All of the lines below are to be printed again exactly; images are excluded from the output.

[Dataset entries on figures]
>> begin
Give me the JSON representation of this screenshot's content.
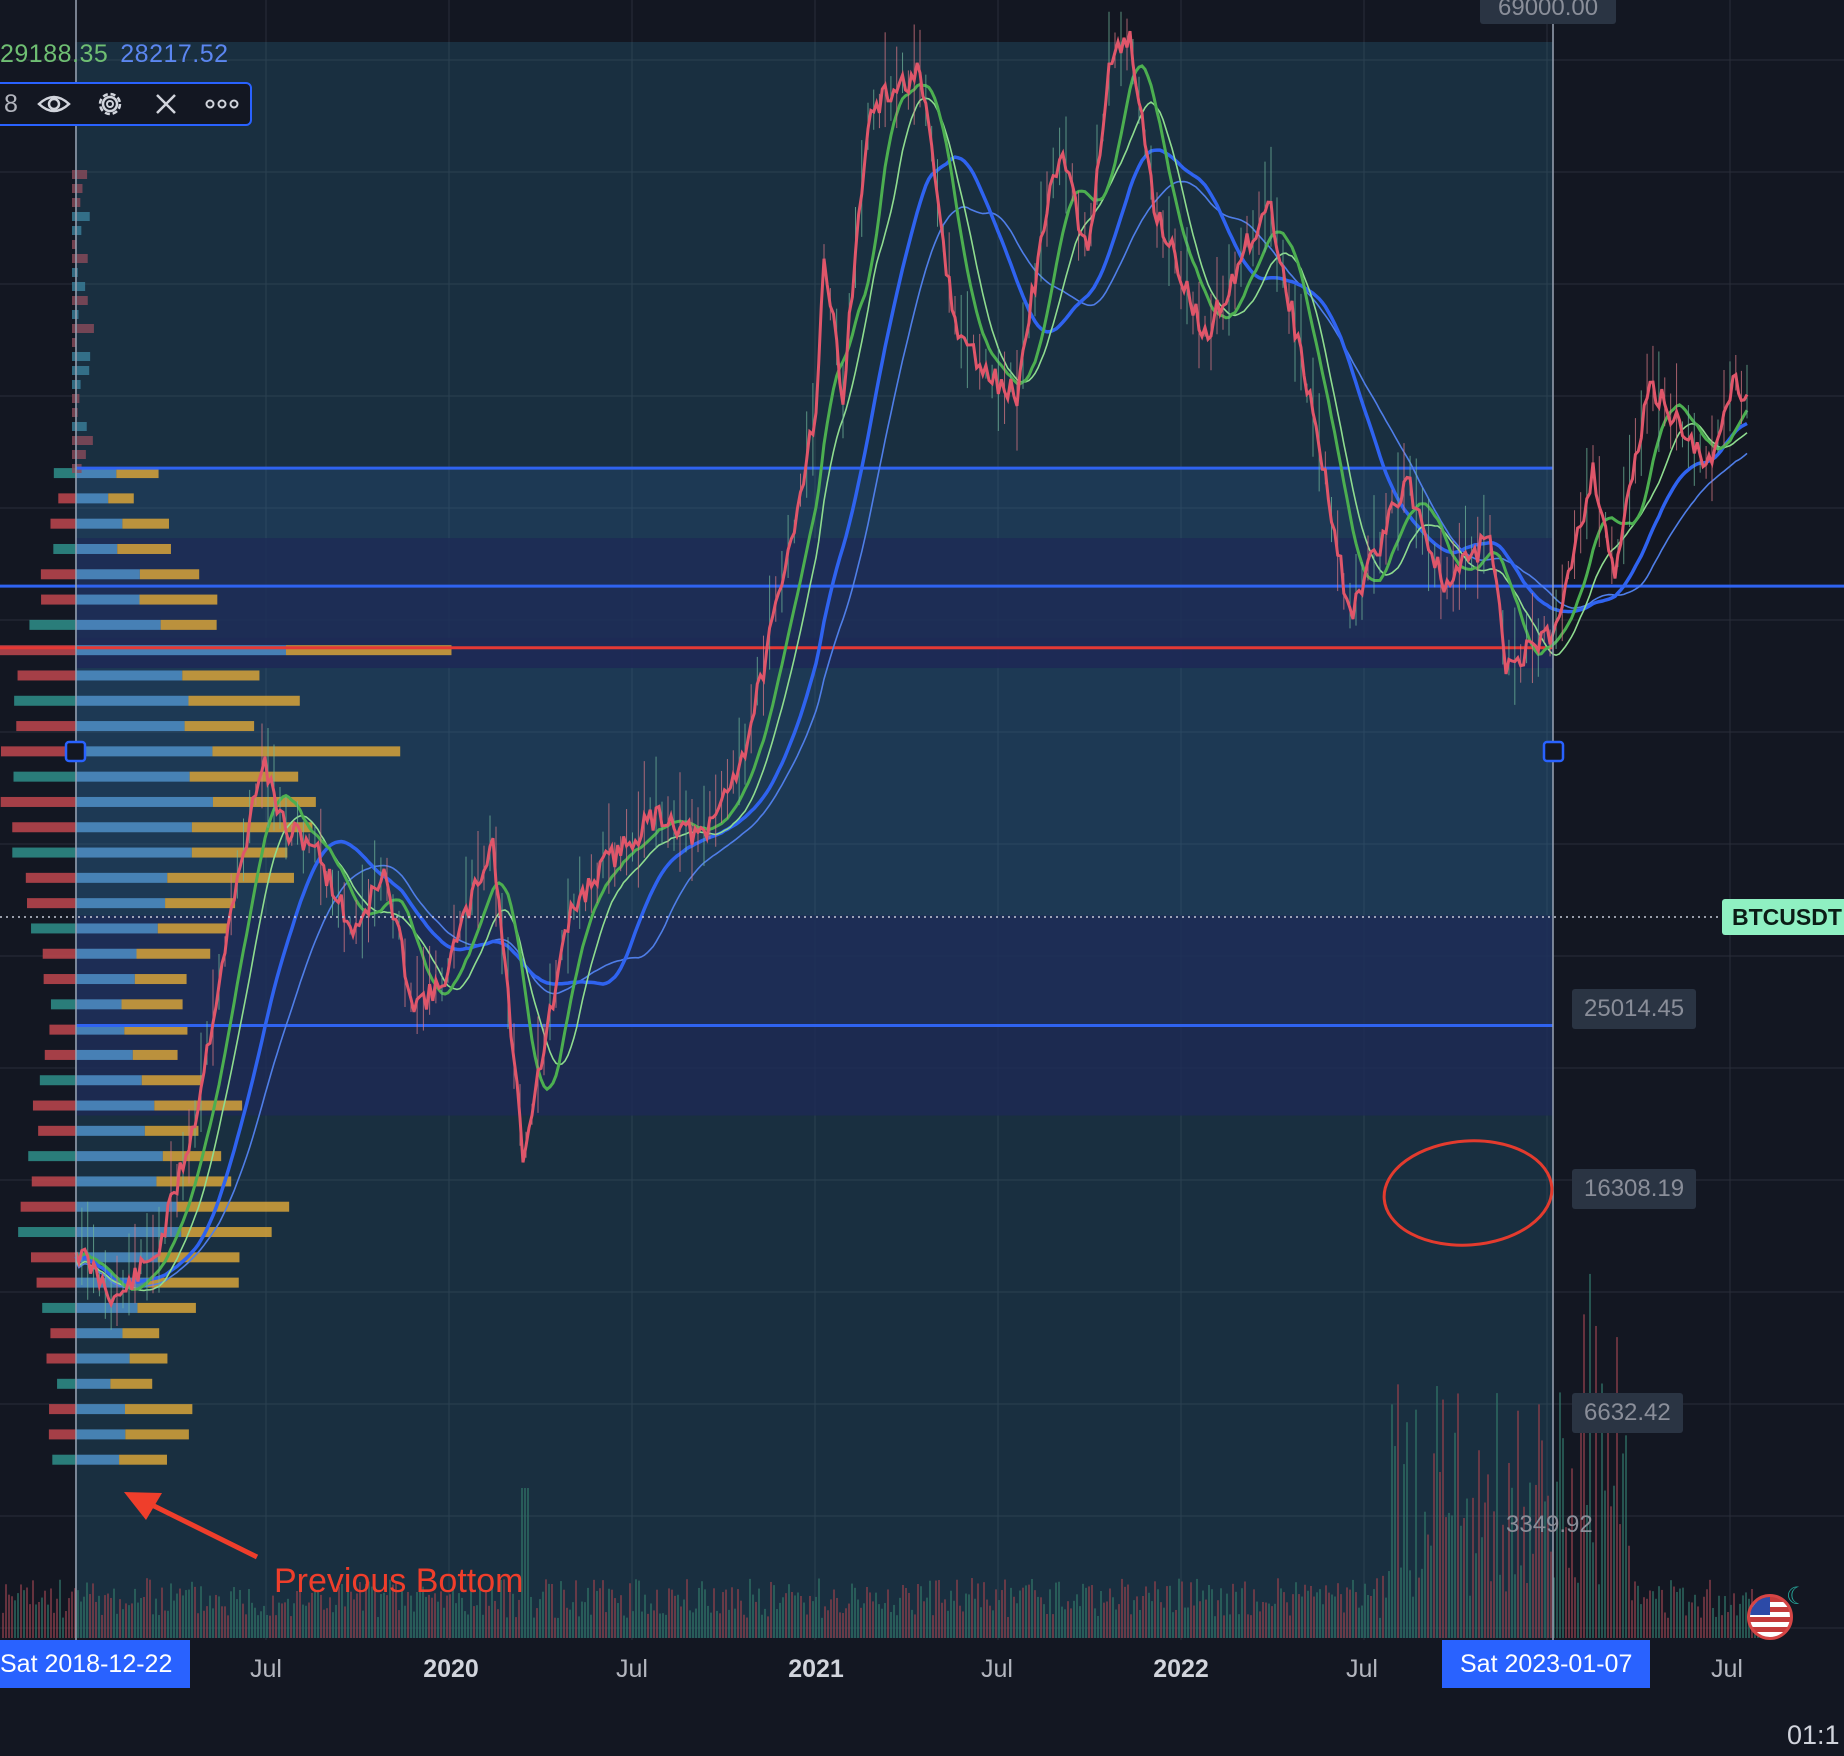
{
  "legend": {
    "value_green": "29188.35",
    "value_blue": "28217.52"
  },
  "toolbar": {
    "number": "8",
    "icons": [
      "eye-icon",
      "gear-icon",
      "close-icon",
      "more-icon"
    ]
  },
  "price_labels": {
    "top": "69000.00",
    "upper": "25014.45",
    "poc": "16308.19",
    "lower": "6632.42",
    "bottom": "3349.92"
  },
  "symbol": "BTCUSDT",
  "annotation": "Previous Bottom",
  "x_axis": {
    "start_pill": "Sat 2018-12-22",
    "end_pill": "Sat 2023-01-07",
    "ticks": [
      {
        "label": "Jul",
        "bold": false
      },
      {
        "label": "2020",
        "bold": true
      },
      {
        "label": "Jul",
        "bold": false
      },
      {
        "label": "2021",
        "bold": true
      },
      {
        "label": "Jul",
        "bold": false
      },
      {
        "label": "2022",
        "bold": true
      },
      {
        "label": "Jul",
        "bold": false
      },
      {
        "label": "Jul",
        "bold": false
      }
    ]
  },
  "clock": "01:1",
  "chart_data": {
    "type": "line",
    "symbol": "BTCUSDT",
    "x_start": "2018-12-22",
    "x_end": "2023-07-20",
    "price_log_scale": true,
    "range": {
      "start": "2018-12-22",
      "end": "2023-01-07",
      "high": 69000.0,
      "low": 3349.92
    },
    "levels": {
      "value_area_high": 25014.45,
      "point_of_control": 16308.19,
      "value_area_low": 6632.42
    },
    "price": [
      [
        "2018-12-22",
        3900
      ],
      [
        "2019-02-01",
        3450
      ],
      [
        "2019-03-15",
        3900
      ],
      [
        "2019-04-20",
        5300
      ],
      [
        "2019-05-20",
        8000
      ],
      [
        "2019-06-26",
        12500
      ],
      [
        "2019-07-20",
        10500
      ],
      [
        "2019-08-15",
        10300
      ],
      [
        "2019-09-25",
        8300
      ],
      [
        "2019-10-26",
        9500
      ],
      [
        "2019-11-25",
        7000
      ],
      [
        "2019-12-20",
        7200
      ],
      [
        "2020-02-12",
        10300
      ],
      [
        "2020-03-13",
        4900
      ],
      [
        "2020-04-30",
        8700
      ],
      [
        "2020-06-01",
        9700
      ],
      [
        "2020-07-27",
        11000
      ],
      [
        "2020-09-10",
        10300
      ],
      [
        "2020-10-21",
        12800
      ],
      [
        "2020-11-30",
        19500
      ],
      [
        "2020-12-31",
        29000
      ],
      [
        "2021-01-08",
        41000
      ],
      [
        "2021-01-27",
        30000
      ],
      [
        "2021-02-21",
        57000
      ],
      [
        "2021-03-13",
        61000
      ],
      [
        "2021-04-14",
        64000
      ],
      [
        "2021-05-19",
        35000
      ],
      [
        "2021-06-22",
        31000
      ],
      [
        "2021-07-20",
        29800
      ],
      [
        "2021-08-22",
        49000
      ],
      [
        "2021-09-07",
        52000
      ],
      [
        "2021-09-29",
        41000
      ],
      [
        "2021-10-20",
        66000
      ],
      [
        "2021-11-10",
        69000
      ],
      [
        "2021-12-04",
        47000
      ],
      [
        "2022-01-24",
        34000
      ],
      [
        "2022-03-28",
        47500
      ],
      [
        "2022-05-12",
        28500
      ],
      [
        "2022-06-18",
        17600
      ],
      [
        "2022-08-14",
        24500
      ],
      [
        "2022-09-20",
        18800
      ],
      [
        "2022-11-05",
        21300
      ],
      [
        "2022-11-21",
        15600
      ],
      [
        "2023-01-07",
        16900
      ],
      [
        "2023-02-16",
        24800
      ],
      [
        "2023-03-10",
        19600
      ],
      [
        "2023-04-14",
        30500
      ],
      [
        "2023-06-15",
        25000
      ],
      [
        "2023-07-06",
        31000
      ],
      [
        "2023-07-20",
        29800
      ]
    ],
    "volume_profile": {
      "rows": 40,
      "peak_price": 16308.19
    }
  }
}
>> end
- [THE ANSWER]:
Give me the JSON representation of this screenshot's content.
{
  "legend": {
    "value_green": "29188.35",
    "value_blue": "28217.52"
  },
  "toolbar": {
    "number": "8",
    "icons": [
      "eye-icon",
      "gear-icon",
      "close-icon",
      "more-icon"
    ]
  },
  "price_labels": {
    "top": "69000.00",
    "upper": "25014.45",
    "poc": "16308.19",
    "lower": "6632.42",
    "bottom": "3349.92"
  },
  "symbol": "BTCUSDT",
  "annotation": "Previous Bottom",
  "x_axis": {
    "start_pill": "Sat 2018-12-22",
    "end_pill": "Sat 2023-01-07",
    "ticks": [
      {
        "label": "Jul",
        "bold": false
      },
      {
        "label": "2020",
        "bold": true
      },
      {
        "label": "Jul",
        "bold": false
      },
      {
        "label": "2021",
        "bold": true
      },
      {
        "label": "Jul",
        "bold": false
      },
      {
        "label": "2022",
        "bold": true
      },
      {
        "label": "Jul",
        "bold": false
      },
      {
        "label": "Jul",
        "bold": false
      }
    ]
  },
  "clock": "01:1",
  "chart_data": {
    "type": "line",
    "symbol": "BTCUSDT",
    "x_start": "2018-12-22",
    "x_end": "2023-07-20",
    "price_log_scale": true,
    "range": {
      "start": "2018-12-22",
      "end": "2023-01-07",
      "high": 69000.0,
      "low": 3349.92
    },
    "levels": {
      "value_area_high": 25014.45,
      "point_of_control": 16308.19,
      "value_area_low": 6632.42
    },
    "price": [
      [
        "2018-12-22",
        3900
      ],
      [
        "2019-02-01",
        3450
      ],
      [
        "2019-03-15",
        3900
      ],
      [
        "2019-04-20",
        5300
      ],
      [
        "2019-05-20",
        8000
      ],
      [
        "2019-06-26",
        12500
      ],
      [
        "2019-07-20",
        10500
      ],
      [
        "2019-08-15",
        10300
      ],
      [
        "2019-09-25",
        8300
      ],
      [
        "2019-10-26",
        9500
      ],
      [
        "2019-11-25",
        7000
      ],
      [
        "2019-12-20",
        7200
      ],
      [
        "2020-02-12",
        10300
      ],
      [
        "2020-03-13",
        4900
      ],
      [
        "2020-04-30",
        8700
      ],
      [
        "2020-06-01",
        9700
      ],
      [
        "2020-07-27",
        11000
      ],
      [
        "2020-09-10",
        10300
      ],
      [
        "2020-10-21",
        12800
      ],
      [
        "2020-11-30",
        19500
      ],
      [
        "2020-12-31",
        29000
      ],
      [
        "2021-01-08",
        41000
      ],
      [
        "2021-01-27",
        30000
      ],
      [
        "2021-02-21",
        57000
      ],
      [
        "2021-03-13",
        61000
      ],
      [
        "2021-04-14",
        64000
      ],
      [
        "2021-05-19",
        35000
      ],
      [
        "2021-06-22",
        31000
      ],
      [
        "2021-07-20",
        29800
      ],
      [
        "2021-08-22",
        49000
      ],
      [
        "2021-09-07",
        52000
      ],
      [
        "2021-09-29",
        41000
      ],
      [
        "2021-10-20",
        66000
      ],
      [
        "2021-11-10",
        69000
      ],
      [
        "2021-12-04",
        47000
      ],
      [
        "2022-01-24",
        34000
      ],
      [
        "2022-03-28",
        47500
      ],
      [
        "2022-05-12",
        28500
      ],
      [
        "2022-06-18",
        17600
      ],
      [
        "2022-08-14",
        24500
      ],
      [
        "2022-09-20",
        18800
      ],
      [
        "2022-11-05",
        21300
      ],
      [
        "2022-11-21",
        15600
      ],
      [
        "2023-01-07",
        16900
      ],
      [
        "2023-02-16",
        24800
      ],
      [
        "2023-03-10",
        19600
      ],
      [
        "2023-04-14",
        30500
      ],
      [
        "2023-06-15",
        25000
      ],
      [
        "2023-07-06",
        31000
      ],
      [
        "2023-07-20",
        29800
      ]
    ],
    "volume_profile": {
      "rows": 40,
      "peak_price": 16308.19
    }
  }
}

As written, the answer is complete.